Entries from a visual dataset
--------------------------------

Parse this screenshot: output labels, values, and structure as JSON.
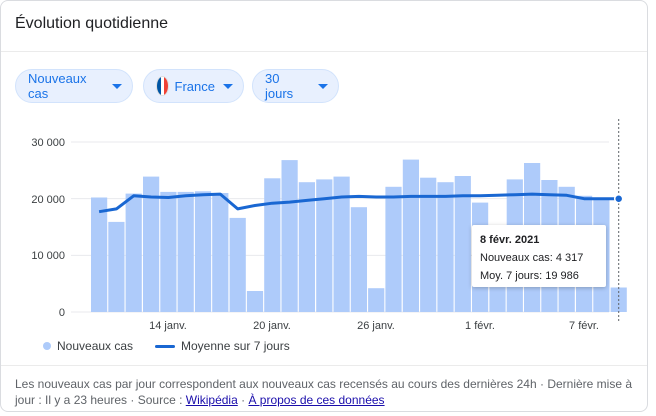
{
  "card": {
    "title": "Évolution quotidienne"
  },
  "filters": {
    "metric": "Nouveaux cas",
    "country": "France",
    "period": "30 jours"
  },
  "colors": {
    "bar": "#aecbfa",
    "line": "#1967d2",
    "accent": "#1a73e8",
    "flag_blue": "#0055a4",
    "flag_red": "#ef4135"
  },
  "chart_data": {
    "type": "bar",
    "x": [
      "9 janv.",
      "10 janv.",
      "11 janv.",
      "12 janv.",
      "13 janv.",
      "14 janv.",
      "15 janv.",
      "16 janv.",
      "17 janv.",
      "18 janv.",
      "19 janv.",
      "20 janv.",
      "21 janv.",
      "22 janv.",
      "23 janv.",
      "24 janv.",
      "25 janv.",
      "26 janv.",
      "27 janv.",
      "28 janv.",
      "29 janv.",
      "30 janv.",
      "31 janv.",
      "1 févr.",
      "2 févr.",
      "3 févr.",
      "4 févr.",
      "5 févr.",
      "6 févr.",
      "7 févr.",
      "8 févr."
    ],
    "xticks": [
      "14 janv.",
      "20 janv.",
      "26 janv.",
      "1 févr.",
      "7 févr."
    ],
    "yticks": [
      "0",
      "10 000",
      "20 000",
      "30 000"
    ],
    "ylim": [
      0,
      30000
    ],
    "series": [
      {
        "name": "Nouveaux cas",
        "type": "bar",
        "values": [
          20200,
          15900,
          20900,
          23900,
          21200,
          21200,
          21300,
          21000,
          16600,
          3700,
          23600,
          26800,
          22900,
          23400,
          23900,
          18500,
          4200,
          22100,
          26900,
          23700,
          22900,
          24000,
          19300,
          4400,
          23400,
          26300,
          23300,
          22100,
          20500,
          20100,
          4317
        ]
      },
      {
        "name": "Moyenne sur 7 jours",
        "type": "line",
        "values": [
          17700,
          18200,
          20500,
          20300,
          20200,
          20500,
          20700,
          20800,
          18200,
          18800,
          19200,
          19400,
          19700,
          20000,
          20300,
          20400,
          20300,
          20300,
          20400,
          20400,
          20400,
          20500,
          20500,
          20600,
          20700,
          20800,
          20700,
          20600,
          20000,
          20000,
          19986
        ]
      }
    ],
    "grid": true,
    "legend": "bottom-left"
  },
  "tooltip": {
    "date": "8 févr. 2021",
    "cases_label": "Nouveaux cas: 4 317",
    "avg_label": "Moy. 7 jours: 19 986"
  },
  "legend": {
    "bars": "Nouveaux cas",
    "line": "Moyenne sur 7 jours"
  },
  "footer": {
    "text": "Les nouveaux cas par jour correspondent aux nouveaux cas recensés au cours des dernières 24h · Dernière mise à jour : Il y a 23 heures · Source : ",
    "source_link": "Wikipédia",
    "separator": " · ",
    "about_link": "À propos de ces données"
  }
}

--------------------------------

Work instructions:
Extract all the data above exactly, excluding every picture.

Response:
Parse this screenshot: output labels, values, and structure as JSON.
{
  "card": {
    "title": "Évolution quotidienne"
  },
  "filters": {
    "metric": "Nouveaux cas",
    "country": "France",
    "period": "30 jours"
  },
  "colors": {
    "bar": "#aecbfa",
    "line": "#1967d2",
    "accent": "#1a73e8",
    "flag_blue": "#0055a4",
    "flag_red": "#ef4135"
  },
  "chart_data": {
    "type": "bar",
    "x": [
      "9 janv.",
      "10 janv.",
      "11 janv.",
      "12 janv.",
      "13 janv.",
      "14 janv.",
      "15 janv.",
      "16 janv.",
      "17 janv.",
      "18 janv.",
      "19 janv.",
      "20 janv.",
      "21 janv.",
      "22 janv.",
      "23 janv.",
      "24 janv.",
      "25 janv.",
      "26 janv.",
      "27 janv.",
      "28 janv.",
      "29 janv.",
      "30 janv.",
      "31 janv.",
      "1 févr.",
      "2 févr.",
      "3 févr.",
      "4 févr.",
      "5 févr.",
      "6 févr.",
      "7 févr.",
      "8 févr."
    ],
    "xticks": [
      "14 janv.",
      "20 janv.",
      "26 janv.",
      "1 févr.",
      "7 févr."
    ],
    "yticks": [
      "0",
      "10 000",
      "20 000",
      "30 000"
    ],
    "ylim": [
      0,
      30000
    ],
    "series": [
      {
        "name": "Nouveaux cas",
        "type": "bar",
        "values": [
          20200,
          15900,
          20900,
          23900,
          21200,
          21200,
          21300,
          21000,
          16600,
          3700,
          23600,
          26800,
          22900,
          23400,
          23900,
          18500,
          4200,
          22100,
          26900,
          23700,
          22900,
          24000,
          19300,
          4400,
          23400,
          26300,
          23300,
          22100,
          20500,
          20100,
          4317
        ]
      },
      {
        "name": "Moyenne sur 7 jours",
        "type": "line",
        "values": [
          17700,
          18200,
          20500,
          20300,
          20200,
          20500,
          20700,
          20800,
          18200,
          18800,
          19200,
          19400,
          19700,
          20000,
          20300,
          20400,
          20300,
          20300,
          20400,
          20400,
          20400,
          20500,
          20500,
          20600,
          20700,
          20800,
          20700,
          20600,
          20000,
          20000,
          19986
        ]
      }
    ],
    "grid": true,
    "legend": "bottom-left"
  },
  "tooltip": {
    "date": "8 févr. 2021",
    "cases_label": "Nouveaux cas: 4 317",
    "avg_label": "Moy. 7 jours: 19 986"
  },
  "legend": {
    "bars": "Nouveaux cas",
    "line": "Moyenne sur 7 jours"
  },
  "footer": {
    "text": "Les nouveaux cas par jour correspondent aux nouveaux cas recensés au cours des dernières 24h · Dernière mise à jour : Il y a 23 heures · Source : ",
    "source_link": "Wikipédia",
    "separator": " · ",
    "about_link": "À propos de ces données"
  }
}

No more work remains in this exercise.